*Exercise prompt*: Copy down every line where the string "color" shows up.

===== Supplied data =====

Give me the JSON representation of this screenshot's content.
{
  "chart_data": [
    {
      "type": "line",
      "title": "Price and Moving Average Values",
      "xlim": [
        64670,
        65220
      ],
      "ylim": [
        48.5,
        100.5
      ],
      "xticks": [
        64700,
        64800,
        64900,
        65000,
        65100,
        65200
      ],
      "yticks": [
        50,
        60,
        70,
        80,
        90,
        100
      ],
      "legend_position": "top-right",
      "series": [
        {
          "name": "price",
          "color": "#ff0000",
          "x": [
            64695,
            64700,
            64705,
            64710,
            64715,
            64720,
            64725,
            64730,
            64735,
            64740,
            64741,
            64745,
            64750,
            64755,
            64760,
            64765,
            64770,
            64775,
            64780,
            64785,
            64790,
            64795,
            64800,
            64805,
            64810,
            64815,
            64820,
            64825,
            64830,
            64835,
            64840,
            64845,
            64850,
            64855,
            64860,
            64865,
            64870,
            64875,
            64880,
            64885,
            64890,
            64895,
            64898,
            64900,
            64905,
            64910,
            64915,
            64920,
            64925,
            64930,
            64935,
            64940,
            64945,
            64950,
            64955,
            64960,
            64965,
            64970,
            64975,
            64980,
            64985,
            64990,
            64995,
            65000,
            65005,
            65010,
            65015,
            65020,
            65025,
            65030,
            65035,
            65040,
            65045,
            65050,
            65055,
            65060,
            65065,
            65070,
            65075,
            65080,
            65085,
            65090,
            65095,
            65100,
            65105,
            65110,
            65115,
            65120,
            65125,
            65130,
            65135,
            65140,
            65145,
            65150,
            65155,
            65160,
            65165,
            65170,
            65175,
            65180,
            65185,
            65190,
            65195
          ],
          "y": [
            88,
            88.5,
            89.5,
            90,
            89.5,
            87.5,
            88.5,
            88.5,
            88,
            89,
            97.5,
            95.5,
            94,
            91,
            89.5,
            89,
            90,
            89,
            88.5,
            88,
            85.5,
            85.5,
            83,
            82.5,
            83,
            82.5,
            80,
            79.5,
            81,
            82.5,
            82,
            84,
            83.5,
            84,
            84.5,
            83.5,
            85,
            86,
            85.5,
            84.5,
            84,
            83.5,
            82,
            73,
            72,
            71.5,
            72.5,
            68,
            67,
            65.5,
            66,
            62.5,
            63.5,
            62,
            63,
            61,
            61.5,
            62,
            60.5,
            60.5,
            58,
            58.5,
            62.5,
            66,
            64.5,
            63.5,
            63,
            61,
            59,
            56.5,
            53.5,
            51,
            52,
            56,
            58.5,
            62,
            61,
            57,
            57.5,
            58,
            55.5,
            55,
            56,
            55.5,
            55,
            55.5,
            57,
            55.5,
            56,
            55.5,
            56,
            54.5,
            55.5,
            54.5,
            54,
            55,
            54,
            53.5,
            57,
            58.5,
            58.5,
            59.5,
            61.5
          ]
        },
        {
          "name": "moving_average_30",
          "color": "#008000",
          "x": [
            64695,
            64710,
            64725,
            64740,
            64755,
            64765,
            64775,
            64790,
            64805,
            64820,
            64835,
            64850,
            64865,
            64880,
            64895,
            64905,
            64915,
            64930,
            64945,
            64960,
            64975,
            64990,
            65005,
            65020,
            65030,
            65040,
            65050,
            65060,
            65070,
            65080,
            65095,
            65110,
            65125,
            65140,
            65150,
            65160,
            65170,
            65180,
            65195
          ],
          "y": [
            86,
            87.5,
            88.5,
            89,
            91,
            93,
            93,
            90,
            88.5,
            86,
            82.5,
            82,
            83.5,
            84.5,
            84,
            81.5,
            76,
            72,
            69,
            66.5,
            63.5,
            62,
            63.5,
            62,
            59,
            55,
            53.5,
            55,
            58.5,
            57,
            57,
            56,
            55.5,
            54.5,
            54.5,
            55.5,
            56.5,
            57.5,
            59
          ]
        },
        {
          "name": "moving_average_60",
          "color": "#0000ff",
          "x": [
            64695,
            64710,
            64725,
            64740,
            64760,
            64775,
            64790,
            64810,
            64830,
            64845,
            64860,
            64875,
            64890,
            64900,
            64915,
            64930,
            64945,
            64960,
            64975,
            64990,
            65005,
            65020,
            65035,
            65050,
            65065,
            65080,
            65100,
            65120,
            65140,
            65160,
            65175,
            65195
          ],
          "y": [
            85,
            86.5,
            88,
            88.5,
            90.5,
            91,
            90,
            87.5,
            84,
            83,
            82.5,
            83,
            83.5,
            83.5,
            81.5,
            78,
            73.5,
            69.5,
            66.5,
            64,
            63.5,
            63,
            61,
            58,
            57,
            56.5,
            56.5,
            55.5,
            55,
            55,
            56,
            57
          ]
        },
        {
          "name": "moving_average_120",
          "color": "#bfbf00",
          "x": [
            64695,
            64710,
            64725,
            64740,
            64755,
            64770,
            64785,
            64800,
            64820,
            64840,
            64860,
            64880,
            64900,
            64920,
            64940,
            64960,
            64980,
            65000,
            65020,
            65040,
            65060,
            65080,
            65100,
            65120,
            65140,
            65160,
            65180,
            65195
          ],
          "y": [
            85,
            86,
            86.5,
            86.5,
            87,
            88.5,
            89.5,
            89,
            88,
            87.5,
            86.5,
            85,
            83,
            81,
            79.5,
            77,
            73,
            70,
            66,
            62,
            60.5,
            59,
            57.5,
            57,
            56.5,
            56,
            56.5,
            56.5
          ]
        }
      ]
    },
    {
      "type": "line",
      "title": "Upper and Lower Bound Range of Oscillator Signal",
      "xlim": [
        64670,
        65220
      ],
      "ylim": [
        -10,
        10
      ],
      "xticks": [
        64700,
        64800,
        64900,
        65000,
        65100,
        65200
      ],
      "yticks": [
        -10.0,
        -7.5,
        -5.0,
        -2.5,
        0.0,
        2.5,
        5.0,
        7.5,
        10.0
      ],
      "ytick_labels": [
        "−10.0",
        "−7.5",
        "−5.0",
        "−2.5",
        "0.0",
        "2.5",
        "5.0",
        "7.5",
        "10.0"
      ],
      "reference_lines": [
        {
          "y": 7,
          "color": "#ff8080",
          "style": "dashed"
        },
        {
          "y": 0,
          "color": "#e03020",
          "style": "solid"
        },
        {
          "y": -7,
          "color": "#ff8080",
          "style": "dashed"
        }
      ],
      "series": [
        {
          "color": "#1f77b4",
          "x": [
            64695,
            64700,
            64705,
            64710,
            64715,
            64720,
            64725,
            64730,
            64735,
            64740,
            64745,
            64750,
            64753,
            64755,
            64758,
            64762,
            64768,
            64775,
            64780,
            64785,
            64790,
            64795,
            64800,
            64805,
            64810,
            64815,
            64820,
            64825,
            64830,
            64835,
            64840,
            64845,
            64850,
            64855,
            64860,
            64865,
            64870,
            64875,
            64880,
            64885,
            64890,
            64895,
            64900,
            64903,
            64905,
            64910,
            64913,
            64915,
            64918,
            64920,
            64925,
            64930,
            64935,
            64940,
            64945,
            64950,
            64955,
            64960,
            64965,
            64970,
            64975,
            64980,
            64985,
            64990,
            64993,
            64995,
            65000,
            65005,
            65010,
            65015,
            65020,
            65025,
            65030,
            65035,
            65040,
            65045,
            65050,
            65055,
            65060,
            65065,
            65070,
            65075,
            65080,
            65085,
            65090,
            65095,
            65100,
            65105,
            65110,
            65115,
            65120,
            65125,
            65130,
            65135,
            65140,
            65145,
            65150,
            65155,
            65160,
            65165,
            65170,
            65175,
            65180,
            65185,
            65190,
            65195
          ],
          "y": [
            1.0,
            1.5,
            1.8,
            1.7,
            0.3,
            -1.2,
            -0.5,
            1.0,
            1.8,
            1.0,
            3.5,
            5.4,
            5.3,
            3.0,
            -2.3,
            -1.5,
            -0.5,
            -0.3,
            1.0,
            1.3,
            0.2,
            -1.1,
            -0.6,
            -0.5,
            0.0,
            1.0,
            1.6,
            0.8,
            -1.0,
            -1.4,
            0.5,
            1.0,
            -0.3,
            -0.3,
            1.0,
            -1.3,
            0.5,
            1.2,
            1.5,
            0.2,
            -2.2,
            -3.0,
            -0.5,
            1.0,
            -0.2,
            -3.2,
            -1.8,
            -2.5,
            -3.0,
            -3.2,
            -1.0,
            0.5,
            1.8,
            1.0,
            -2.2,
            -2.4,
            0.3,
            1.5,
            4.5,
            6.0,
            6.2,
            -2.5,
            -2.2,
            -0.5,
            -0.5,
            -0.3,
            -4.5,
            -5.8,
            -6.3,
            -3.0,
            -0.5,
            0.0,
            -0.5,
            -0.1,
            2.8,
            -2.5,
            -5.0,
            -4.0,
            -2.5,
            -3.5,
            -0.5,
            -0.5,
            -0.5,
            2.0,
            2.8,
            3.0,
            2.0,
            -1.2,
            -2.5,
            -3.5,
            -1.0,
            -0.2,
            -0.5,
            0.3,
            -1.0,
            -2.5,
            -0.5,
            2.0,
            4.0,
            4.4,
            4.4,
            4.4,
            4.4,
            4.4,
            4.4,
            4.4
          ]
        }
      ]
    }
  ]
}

=====

*Expected answer*:
          "color": "#ff0000",
          "color": "#008000",
          "color": "#0000ff",
          "color": "#bfbf00",
          "color": "#ff8080",
          "color": "#e03020",
          "color": "#ff8080",
          "color": "#1f77b4",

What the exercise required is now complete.